## Records from a dataset

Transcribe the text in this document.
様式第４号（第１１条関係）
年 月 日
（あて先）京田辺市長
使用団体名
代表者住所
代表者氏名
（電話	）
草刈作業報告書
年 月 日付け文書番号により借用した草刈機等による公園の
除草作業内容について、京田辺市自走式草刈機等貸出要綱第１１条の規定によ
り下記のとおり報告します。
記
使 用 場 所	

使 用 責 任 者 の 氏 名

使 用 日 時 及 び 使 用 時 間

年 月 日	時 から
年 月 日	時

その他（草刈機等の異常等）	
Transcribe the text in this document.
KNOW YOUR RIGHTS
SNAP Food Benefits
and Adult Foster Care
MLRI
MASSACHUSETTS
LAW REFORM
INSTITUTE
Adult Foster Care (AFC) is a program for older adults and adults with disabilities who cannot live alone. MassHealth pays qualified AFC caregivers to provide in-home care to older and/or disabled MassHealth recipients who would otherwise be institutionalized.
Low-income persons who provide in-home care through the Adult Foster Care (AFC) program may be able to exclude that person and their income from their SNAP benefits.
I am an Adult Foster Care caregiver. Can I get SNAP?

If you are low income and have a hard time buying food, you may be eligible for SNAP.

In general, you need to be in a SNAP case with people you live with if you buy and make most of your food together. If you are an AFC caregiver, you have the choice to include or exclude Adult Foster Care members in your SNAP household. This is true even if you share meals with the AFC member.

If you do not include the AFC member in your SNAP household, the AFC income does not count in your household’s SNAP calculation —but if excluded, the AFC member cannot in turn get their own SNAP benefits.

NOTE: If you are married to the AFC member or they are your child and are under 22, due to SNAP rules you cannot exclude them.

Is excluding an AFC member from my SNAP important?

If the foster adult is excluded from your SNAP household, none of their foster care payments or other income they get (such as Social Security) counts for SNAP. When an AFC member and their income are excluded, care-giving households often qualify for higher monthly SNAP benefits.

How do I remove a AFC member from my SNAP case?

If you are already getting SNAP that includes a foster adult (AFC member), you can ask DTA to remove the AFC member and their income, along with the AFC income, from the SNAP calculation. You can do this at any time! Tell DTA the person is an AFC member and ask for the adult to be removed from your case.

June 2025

## Exercise
Search the records for the word "excluded" and copy every line where it occurs.

## Response to this exercise
If you do not include the AFC member in your SNAP household, the AFC income does not count in your household’s SNAP calculation —but if excluded, the AFC member cannot in turn get their own SNAP benefits.
If the foster adult is excluded from your SNAP household, none of their foster care payments or other income they get (such as Social Security) counts for SNAP. When an AFC member and their income are excluded, care-giving households often qualify for higher monthly SNAP benefits.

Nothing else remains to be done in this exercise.